Set problem:
Below are some records. Count the lines with "بجناية" in them and give nothing but the total.

##### Supplied data #####

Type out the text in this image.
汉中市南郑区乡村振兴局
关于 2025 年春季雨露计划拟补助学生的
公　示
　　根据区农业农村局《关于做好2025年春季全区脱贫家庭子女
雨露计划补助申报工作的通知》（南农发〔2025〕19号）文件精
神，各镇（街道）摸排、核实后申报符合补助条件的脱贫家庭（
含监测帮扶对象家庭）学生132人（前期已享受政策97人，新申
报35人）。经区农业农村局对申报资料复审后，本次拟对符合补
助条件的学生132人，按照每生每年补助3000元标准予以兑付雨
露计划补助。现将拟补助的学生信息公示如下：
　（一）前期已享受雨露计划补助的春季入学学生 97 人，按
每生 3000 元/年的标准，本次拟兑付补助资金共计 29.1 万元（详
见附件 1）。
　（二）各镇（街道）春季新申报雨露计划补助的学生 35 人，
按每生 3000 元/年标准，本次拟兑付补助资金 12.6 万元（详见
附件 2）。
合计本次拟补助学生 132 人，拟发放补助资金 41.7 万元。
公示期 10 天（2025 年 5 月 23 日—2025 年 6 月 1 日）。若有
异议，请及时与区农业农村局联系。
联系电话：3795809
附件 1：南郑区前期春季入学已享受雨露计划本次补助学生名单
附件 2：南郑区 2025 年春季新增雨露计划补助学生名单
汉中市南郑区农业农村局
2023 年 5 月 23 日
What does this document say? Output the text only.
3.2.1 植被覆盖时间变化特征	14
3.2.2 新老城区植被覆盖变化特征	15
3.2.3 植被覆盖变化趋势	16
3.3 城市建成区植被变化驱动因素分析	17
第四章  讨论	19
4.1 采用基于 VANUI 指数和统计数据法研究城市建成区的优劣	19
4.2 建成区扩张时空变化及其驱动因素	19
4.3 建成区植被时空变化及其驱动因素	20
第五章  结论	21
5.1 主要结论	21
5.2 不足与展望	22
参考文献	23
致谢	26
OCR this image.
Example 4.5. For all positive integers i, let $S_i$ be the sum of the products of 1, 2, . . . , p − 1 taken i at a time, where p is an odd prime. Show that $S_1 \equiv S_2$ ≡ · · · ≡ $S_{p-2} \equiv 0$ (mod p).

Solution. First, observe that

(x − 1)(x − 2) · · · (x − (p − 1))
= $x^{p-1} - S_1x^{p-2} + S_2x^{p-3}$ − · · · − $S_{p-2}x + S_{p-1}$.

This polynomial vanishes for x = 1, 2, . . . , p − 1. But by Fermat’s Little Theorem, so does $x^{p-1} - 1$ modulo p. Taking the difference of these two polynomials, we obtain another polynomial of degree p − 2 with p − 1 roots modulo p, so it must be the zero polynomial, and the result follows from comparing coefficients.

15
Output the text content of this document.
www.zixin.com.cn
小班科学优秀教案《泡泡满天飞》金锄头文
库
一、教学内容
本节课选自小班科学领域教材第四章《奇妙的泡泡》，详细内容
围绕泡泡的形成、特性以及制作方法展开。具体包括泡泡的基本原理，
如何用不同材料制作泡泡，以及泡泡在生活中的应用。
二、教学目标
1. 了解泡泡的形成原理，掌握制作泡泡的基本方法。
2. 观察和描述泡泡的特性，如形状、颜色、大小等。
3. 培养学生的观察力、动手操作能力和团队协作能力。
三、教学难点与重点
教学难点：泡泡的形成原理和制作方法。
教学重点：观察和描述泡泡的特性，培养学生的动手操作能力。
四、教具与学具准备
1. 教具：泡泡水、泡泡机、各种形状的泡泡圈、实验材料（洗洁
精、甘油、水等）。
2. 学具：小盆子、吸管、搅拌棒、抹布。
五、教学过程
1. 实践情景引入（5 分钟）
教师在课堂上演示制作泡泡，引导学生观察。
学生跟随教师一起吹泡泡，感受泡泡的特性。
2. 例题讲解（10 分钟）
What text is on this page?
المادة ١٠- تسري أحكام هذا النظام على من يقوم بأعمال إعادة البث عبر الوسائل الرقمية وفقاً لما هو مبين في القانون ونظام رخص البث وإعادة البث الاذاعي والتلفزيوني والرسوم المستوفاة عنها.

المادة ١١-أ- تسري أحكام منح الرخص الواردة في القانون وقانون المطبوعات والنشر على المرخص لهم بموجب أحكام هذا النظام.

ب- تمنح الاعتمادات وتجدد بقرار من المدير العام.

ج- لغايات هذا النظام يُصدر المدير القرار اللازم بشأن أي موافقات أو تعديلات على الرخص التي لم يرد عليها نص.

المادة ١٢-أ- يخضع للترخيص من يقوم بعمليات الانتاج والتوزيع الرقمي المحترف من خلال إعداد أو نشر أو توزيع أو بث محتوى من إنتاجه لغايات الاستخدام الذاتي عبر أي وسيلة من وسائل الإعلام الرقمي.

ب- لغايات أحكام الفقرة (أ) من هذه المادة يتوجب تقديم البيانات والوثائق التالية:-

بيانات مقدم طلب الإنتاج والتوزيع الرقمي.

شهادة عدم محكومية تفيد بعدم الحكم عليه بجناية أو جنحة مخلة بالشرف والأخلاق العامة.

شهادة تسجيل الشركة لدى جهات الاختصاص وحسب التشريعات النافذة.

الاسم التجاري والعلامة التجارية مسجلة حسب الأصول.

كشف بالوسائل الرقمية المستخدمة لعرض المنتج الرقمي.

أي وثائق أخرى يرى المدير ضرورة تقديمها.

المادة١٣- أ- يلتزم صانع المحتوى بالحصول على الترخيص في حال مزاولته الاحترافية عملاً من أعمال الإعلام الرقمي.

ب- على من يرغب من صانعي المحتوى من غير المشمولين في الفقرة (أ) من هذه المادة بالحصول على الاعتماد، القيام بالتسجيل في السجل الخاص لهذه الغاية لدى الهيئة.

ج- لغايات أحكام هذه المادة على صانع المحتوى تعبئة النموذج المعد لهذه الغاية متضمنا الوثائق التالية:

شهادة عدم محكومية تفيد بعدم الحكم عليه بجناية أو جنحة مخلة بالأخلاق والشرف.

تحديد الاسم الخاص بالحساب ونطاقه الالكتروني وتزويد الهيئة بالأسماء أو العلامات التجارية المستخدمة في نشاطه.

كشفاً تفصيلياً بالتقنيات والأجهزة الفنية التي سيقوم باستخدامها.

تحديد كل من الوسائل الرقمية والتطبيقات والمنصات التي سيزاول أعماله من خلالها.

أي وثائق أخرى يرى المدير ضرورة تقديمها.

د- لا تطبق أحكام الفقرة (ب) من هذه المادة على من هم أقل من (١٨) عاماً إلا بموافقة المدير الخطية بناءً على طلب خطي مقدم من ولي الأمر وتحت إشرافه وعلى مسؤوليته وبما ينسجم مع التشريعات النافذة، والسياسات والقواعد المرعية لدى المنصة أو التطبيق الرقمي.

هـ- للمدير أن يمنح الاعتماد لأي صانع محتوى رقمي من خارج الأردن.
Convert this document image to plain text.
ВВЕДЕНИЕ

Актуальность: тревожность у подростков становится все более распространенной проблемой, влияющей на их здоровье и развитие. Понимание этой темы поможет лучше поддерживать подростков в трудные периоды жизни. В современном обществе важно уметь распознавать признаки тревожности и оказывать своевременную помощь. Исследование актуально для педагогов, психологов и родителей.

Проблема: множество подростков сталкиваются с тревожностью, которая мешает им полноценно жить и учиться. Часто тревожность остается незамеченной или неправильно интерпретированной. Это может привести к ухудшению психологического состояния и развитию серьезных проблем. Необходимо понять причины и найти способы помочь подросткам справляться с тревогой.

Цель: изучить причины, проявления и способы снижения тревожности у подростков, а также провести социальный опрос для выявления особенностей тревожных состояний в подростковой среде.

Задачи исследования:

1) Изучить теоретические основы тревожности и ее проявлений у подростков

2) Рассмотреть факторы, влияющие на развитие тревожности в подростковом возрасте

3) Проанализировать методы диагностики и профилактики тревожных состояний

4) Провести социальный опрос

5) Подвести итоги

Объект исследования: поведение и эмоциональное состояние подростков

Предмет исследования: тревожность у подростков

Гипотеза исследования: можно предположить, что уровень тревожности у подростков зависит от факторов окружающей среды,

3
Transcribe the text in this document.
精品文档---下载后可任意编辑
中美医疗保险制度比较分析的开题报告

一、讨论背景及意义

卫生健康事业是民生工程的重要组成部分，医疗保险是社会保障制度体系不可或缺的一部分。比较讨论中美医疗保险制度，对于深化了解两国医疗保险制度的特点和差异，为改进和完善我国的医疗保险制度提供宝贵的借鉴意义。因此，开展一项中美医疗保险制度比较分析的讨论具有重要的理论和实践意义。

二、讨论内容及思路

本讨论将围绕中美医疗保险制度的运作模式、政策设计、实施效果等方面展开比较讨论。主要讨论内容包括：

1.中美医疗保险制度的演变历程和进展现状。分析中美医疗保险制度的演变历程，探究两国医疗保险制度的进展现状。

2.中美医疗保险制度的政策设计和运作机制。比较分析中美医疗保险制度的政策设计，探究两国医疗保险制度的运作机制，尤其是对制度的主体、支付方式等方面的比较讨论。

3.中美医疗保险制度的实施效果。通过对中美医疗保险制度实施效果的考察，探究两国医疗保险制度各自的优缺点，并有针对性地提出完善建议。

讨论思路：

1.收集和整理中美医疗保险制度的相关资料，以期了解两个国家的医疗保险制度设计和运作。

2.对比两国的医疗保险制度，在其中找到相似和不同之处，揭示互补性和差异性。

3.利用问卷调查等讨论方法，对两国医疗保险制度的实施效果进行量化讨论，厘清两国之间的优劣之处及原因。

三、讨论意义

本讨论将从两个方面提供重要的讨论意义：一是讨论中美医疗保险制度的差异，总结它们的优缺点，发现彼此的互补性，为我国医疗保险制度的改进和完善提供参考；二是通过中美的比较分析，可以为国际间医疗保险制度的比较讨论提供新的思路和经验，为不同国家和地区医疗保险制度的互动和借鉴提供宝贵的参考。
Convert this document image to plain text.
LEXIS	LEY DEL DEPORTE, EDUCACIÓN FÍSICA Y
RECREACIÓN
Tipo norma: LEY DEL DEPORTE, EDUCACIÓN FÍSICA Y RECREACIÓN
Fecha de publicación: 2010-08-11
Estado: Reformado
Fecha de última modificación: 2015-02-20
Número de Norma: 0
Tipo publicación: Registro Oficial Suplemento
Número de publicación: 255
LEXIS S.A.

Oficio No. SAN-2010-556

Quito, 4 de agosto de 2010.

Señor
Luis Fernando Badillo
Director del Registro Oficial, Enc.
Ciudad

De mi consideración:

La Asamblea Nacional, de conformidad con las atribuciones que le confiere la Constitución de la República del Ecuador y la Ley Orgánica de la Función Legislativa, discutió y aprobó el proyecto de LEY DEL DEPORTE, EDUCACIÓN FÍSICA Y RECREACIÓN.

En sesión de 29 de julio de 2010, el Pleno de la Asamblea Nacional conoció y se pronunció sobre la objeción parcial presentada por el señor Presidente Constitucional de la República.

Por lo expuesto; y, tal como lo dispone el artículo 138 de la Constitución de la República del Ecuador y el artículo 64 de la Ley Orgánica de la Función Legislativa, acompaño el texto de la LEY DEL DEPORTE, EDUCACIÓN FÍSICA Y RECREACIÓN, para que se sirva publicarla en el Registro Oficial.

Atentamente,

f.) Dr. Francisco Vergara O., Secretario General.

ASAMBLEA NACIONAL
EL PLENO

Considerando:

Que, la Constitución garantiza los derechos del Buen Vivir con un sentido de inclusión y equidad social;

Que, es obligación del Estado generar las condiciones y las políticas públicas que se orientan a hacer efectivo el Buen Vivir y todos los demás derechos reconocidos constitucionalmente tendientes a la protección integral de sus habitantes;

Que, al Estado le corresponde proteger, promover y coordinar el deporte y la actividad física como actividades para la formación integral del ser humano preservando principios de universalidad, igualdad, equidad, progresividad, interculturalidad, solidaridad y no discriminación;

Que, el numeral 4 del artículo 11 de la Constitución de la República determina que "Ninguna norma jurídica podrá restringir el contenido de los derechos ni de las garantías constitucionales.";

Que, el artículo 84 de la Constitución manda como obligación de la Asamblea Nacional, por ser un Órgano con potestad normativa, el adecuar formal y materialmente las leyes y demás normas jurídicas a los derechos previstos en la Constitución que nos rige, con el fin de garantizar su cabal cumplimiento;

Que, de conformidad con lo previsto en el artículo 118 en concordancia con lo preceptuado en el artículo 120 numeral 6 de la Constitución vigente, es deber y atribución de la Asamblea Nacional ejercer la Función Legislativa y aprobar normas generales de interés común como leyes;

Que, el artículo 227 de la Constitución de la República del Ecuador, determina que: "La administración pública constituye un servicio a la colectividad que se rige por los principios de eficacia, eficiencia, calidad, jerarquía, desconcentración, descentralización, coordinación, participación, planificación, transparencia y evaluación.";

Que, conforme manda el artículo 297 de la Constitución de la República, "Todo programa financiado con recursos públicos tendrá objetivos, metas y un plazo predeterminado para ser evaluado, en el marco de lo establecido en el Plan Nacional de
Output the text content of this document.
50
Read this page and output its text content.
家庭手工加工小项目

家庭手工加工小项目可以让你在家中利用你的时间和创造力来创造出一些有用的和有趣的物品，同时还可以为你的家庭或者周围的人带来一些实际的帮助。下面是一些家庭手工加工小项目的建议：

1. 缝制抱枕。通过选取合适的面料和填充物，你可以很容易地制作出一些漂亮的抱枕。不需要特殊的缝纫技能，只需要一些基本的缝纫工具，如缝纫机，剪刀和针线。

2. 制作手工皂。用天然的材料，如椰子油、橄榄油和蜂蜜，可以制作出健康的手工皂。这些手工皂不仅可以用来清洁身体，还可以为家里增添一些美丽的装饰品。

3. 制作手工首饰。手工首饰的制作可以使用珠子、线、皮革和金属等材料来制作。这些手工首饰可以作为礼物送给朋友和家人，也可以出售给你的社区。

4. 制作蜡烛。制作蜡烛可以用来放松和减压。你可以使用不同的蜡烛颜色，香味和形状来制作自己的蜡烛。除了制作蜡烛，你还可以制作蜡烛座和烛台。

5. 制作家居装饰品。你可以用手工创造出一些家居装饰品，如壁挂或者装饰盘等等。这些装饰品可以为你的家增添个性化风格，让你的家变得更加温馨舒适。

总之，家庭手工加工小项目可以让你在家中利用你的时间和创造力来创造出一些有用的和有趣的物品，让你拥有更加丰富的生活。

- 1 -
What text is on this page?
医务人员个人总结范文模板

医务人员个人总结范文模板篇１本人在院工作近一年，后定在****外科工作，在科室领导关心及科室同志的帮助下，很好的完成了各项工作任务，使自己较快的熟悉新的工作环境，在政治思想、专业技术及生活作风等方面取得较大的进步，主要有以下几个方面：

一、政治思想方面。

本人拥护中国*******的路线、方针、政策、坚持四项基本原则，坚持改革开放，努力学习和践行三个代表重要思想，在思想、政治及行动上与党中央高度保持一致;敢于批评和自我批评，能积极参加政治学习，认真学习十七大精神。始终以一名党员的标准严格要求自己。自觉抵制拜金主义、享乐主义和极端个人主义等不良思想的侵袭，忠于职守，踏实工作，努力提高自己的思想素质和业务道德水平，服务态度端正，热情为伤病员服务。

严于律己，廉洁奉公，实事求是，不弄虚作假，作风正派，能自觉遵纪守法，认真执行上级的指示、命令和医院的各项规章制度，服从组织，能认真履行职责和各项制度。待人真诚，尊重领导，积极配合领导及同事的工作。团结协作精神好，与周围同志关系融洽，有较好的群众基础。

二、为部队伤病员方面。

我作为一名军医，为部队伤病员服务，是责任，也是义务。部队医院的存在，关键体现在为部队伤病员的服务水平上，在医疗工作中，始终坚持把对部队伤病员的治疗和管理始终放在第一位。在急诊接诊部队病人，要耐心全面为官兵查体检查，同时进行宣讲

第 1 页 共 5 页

#####

Exercise result:
2